▸ **STATED EXERCISE**: Output the material below unchanged, apart from leaving out the pictures.

Extracted records:

┌──

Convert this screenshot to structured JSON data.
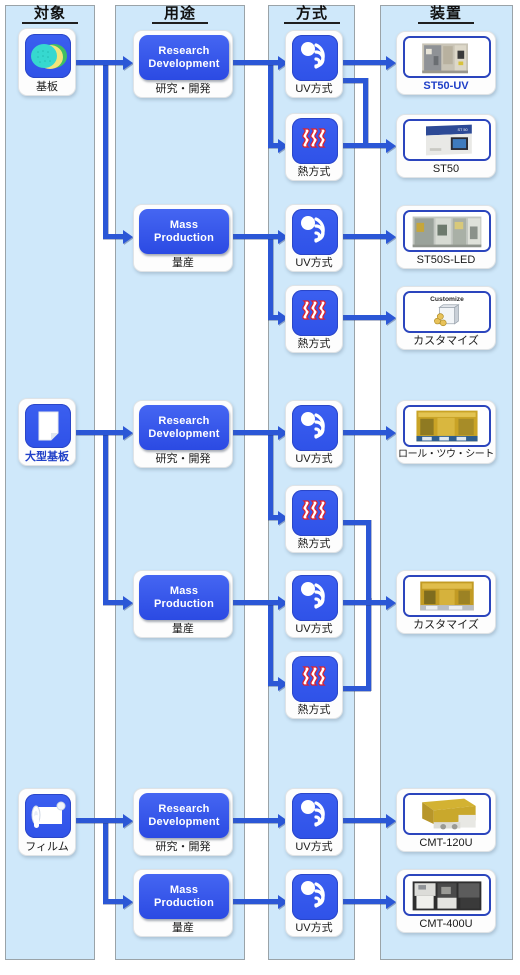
{
  "columns": [
    {
      "id": "target",
      "title": "対象"
    },
    {
      "id": "usage",
      "title": "用途"
    },
    {
      "id": "method",
      "title": "方式"
    },
    {
      "id": "device",
      "title": "装置"
    }
  ],
  "targets": [
    {
      "label": "基板",
      "icon": "substrate-disks-icon",
      "label_color": "#1a1a1a"
    },
    {
      "label": "大型基板",
      "icon": "large-substrate-icon",
      "label_color": "#2040c8"
    },
    {
      "label": "フィルム",
      "icon": "film-roll-icon",
      "label_color": "#1a1a1a"
    }
  ],
  "usages": [
    {
      "en": "Research Development",
      "jp": "研究・開発",
      "line1": "Research",
      "line2": "Development"
    },
    {
      "en": "Mass Production",
      "jp": "量産",
      "line1": "Mass",
      "line2": "Production"
    },
    {
      "en": "Research Development",
      "jp": "研究・開発",
      "line1": "Research",
      "line2": "Development"
    },
    {
      "en": "Mass Production",
      "jp": "量産",
      "line1": "Mass",
      "line2": "Production"
    },
    {
      "en": "Research Development",
      "jp": "研究・開発",
      "line1": "Research",
      "line2": "Development"
    },
    {
      "en": "Mass Production",
      "jp": "量産",
      "line1": "Mass",
      "line2": "Production"
    }
  ],
  "methods": [
    {
      "label": "UV方式",
      "icon": "uv-radiation-icon"
    },
    {
      "label": "熱方式",
      "icon": "heat-waves-icon"
    },
    {
      "label": "UV方式",
      "icon": "uv-radiation-icon"
    },
    {
      "label": "熱方式",
      "icon": "heat-waves-icon"
    },
    {
      "label": "UV方式",
      "icon": "uv-radiation-icon"
    },
    {
      "label": "熱方式",
      "icon": "heat-waves-icon"
    },
    {
      "label": "UV方式",
      "icon": "uv-radiation-icon"
    },
    {
      "label": "熱方式",
      "icon": "heat-waves-icon"
    },
    {
      "label": "UV方式",
      "icon": "uv-radiation-icon"
    },
    {
      "label": "UV方式",
      "icon": "uv-radiation-icon"
    }
  ],
  "devices": [
    {
      "label": "ST50-UV",
      "label_color": "#2040c8",
      "photo": "st50uv-machine-photo",
      "badge": ""
    },
    {
      "label": "ST50",
      "label_color": "#1a1a1a",
      "photo": "st50-machine-photo",
      "badge": ""
    },
    {
      "label": "ST50S-LED",
      "label_color": "#1a1a1a",
      "photo": "st50s-led-machine-photo",
      "badge": ""
    },
    {
      "label": "カスタマイズ",
      "label_color": "#1a1a1a",
      "photo": "customize-box-illustration",
      "badge": "Customize"
    },
    {
      "label": "ロール・ツウ・シート",
      "label_color": "#1a1a1a",
      "photo": "roll-to-sheet-line-photo",
      "badge": ""
    },
    {
      "label": "カスタマイズ",
      "label_color": "#1a1a1a",
      "photo": "customize-line-photo",
      "badge": ""
    },
    {
      "label": "CMT-120U",
      "label_color": "#1a1a1a",
      "photo": "cmt120u-machine-photo",
      "badge": ""
    },
    {
      "label": "CMT-400U",
      "label_color": "#1a1a1a",
      "photo": "cmt400u-machine-photo",
      "badge": ""
    }
  ],
  "colors": {
    "panel_bg": "#cfe8fa",
    "panel_border": "#9aa3a8",
    "connector": "#2b57d6",
    "node_blue": "#2f52e8",
    "accent_text": "#2040c8",
    "heat_red": "#e0202a",
    "page_bg": "#ffffff"
  }
}
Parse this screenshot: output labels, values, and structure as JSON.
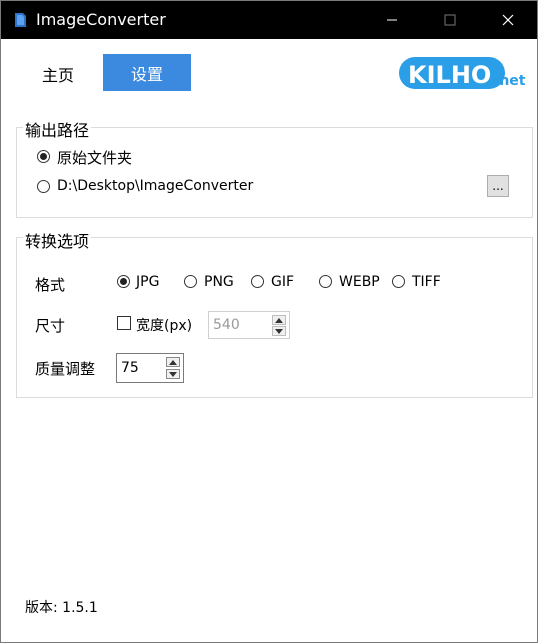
{
  "window": {
    "title": "ImageConverter"
  },
  "nav": {
    "home": "主页",
    "settings": "设置"
  },
  "logo": {
    "main": "KILHO",
    "suffix": ".net"
  },
  "output": {
    "group_label": "输出路径",
    "option_original": "原始文件夹",
    "option_custom": "D:\\Desktop\\ImageConverter",
    "browse": "...",
    "selected": "original"
  },
  "convert": {
    "group_label": "转换选项",
    "format_label": "格式",
    "formats": [
      "JPG",
      "PNG",
      "GIF",
      "WEBP",
      "TIFF"
    ],
    "selected_format": "JPG",
    "size_label": "尺寸",
    "width_label": "宽度(px)",
    "width_checked": false,
    "width_value": "540",
    "quality_label": "质量调整",
    "quality_value": "75"
  },
  "footer": {
    "version": "版本: 1.5.1"
  },
  "colors": {
    "accent": "#3c8ae0",
    "titlebar": "#000000",
    "logo": "#2b9ee8"
  }
}
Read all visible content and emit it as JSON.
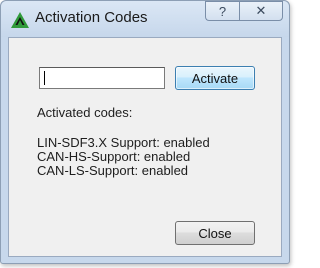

└──

▸ **THE OUTPUT**:
Convert this screenshot to structured JSON data.
{
  "columns": [
    {
      "id": "target",
      "title": "対象"
    },
    {
      "id": "usage",
      "title": "用途"
    },
    {
      "id": "method",
      "title": "方式"
    },
    {
      "id": "device",
      "title": "装置"
    }
  ],
  "targets": [
    {
      "label": "基板",
      "icon": "substrate-disks-icon",
      "label_color": "#1a1a1a"
    },
    {
      "label": "大型基板",
      "icon": "large-substrate-icon",
      "label_color": "#2040c8"
    },
    {
      "label": "フィルム",
      "icon": "film-roll-icon",
      "label_color": "#1a1a1a"
    }
  ],
  "usages": [
    {
      "en": "Research Development",
      "jp": "研究・開発",
      "line1": "Research",
      "line2": "Development"
    },
    {
      "en": "Mass Production",
      "jp": "量産",
      "line1": "Mass",
      "line2": "Production"
    },
    {
      "en": "Research Development",
      "jp": "研究・開発",
      "line1": "Research",
      "line2": "Development"
    },
    {
      "en": "Mass Production",
      "jp": "量産",
      "line1": "Mass",
      "line2": "Production"
    },
    {
      "en": "Research Development",
      "jp": "研究・開発",
      "line1": "Research",
      "line2": "Development"
    },
    {
      "en": "Mass Production",
      "jp": "量産",
      "line1": "Mass",
      "line2": "Production"
    }
  ],
  "methods": [
    {
      "label": "UV方式",
      "icon": "uv-radiation-icon"
    },
    {
      "label": "熱方式",
      "icon": "heat-waves-icon"
    },
    {
      "label": "UV方式",
      "icon": "uv-radiation-icon"
    },
    {
      "label": "熱方式",
      "icon": "heat-waves-icon"
    },
    {
      "label": "UV方式",
      "icon": "uv-radiation-icon"
    },
    {
      "label": "熱方式",
      "icon": "heat-waves-icon"
    },
    {
      "label": "UV方式",
      "icon": "uv-radiation-icon"
    },
    {
      "label": "熱方式",
      "icon": "heat-waves-icon"
    },
    {
      "label": "UV方式",
      "icon": "uv-radiation-icon"
    },
    {
      "label": "UV方式",
      "icon": "uv-radiation-icon"
    }
  ],
  "devices": [
    {
      "label": "ST50-UV",
      "label_color": "#2040c8",
      "photo": "st50uv-machine-photo",
      "badge": ""
    },
    {
      "label": "ST50",
      "label_color": "#1a1a1a",
      "photo": "st50-machine-photo",
      "badge": ""
    },
    {
      "label": "ST50S-LED",
      "label_color": "#1a1a1a",
      "photo": "st50s-led-machine-photo",
      "badge": ""
    },
    {
      "label": "カスタマイズ",
      "label_color": "#1a1a1a",
      "photo": "customize-box-illustration",
      "badge": "Customize"
    },
    {
      "label": "ロール・ツウ・シート",
      "label_color": "#1a1a1a",
      "photo": "roll-to-sheet-line-photo",
      "badge": ""
    },
    {
      "label": "カスタマイズ",
      "label_color": "#1a1a1a",
      "photo": "customize-line-photo",
      "badge": ""
    },
    {
      "label": "CMT-120U",
      "label_color": "#1a1a1a",
      "photo": "cmt120u-machine-photo",
      "badge": ""
    },
    {
      "label": "CMT-400U",
      "label_color": "#1a1a1a",
      "photo": "cmt400u-machine-photo",
      "badge": ""
    }
  ],
  "colors": {
    "panel_bg": "#cfe8fa",
    "panel_border": "#9aa3a8",
    "connector": "#2b57d6",
    "node_blue": "#2f52e8",
    "accent_text": "#2040c8",
    "heat_red": "#e0202a",
    "page_bg": "#ffffff"
  }
}
Parse this screenshot: output labels, values, and structure as JSON.
{
  "window": {
    "title": "ImageConverter"
  },
  "nav": {
    "home": "主页",
    "settings": "设置"
  },
  "logo": {
    "main": "KILHO",
    "suffix": ".net"
  },
  "output": {
    "group_label": "输出路径",
    "option_original": "原始文件夹",
    "option_custom": "D:\\Desktop\\ImageConverter",
    "browse": "...",
    "selected": "original"
  },
  "convert": {
    "group_label": "转换选项",
    "format_label": "格式",
    "formats": [
      "JPG",
      "PNG",
      "GIF",
      "WEBP",
      "TIFF"
    ],
    "selected_format": "JPG",
    "size_label": "尺寸",
    "width_label": "宽度(px)",
    "width_checked": false,
    "width_value": "540",
    "quality_label": "质量调整",
    "quality_value": "75"
  },
  "footer": {
    "version": "版本: 1.5.1"
  },
  "colors": {
    "accent": "#3c8ae0",
    "titlebar": "#000000",
    "logo": "#2b9ee8"
  }
}
Read all visible content and emit it as JSON.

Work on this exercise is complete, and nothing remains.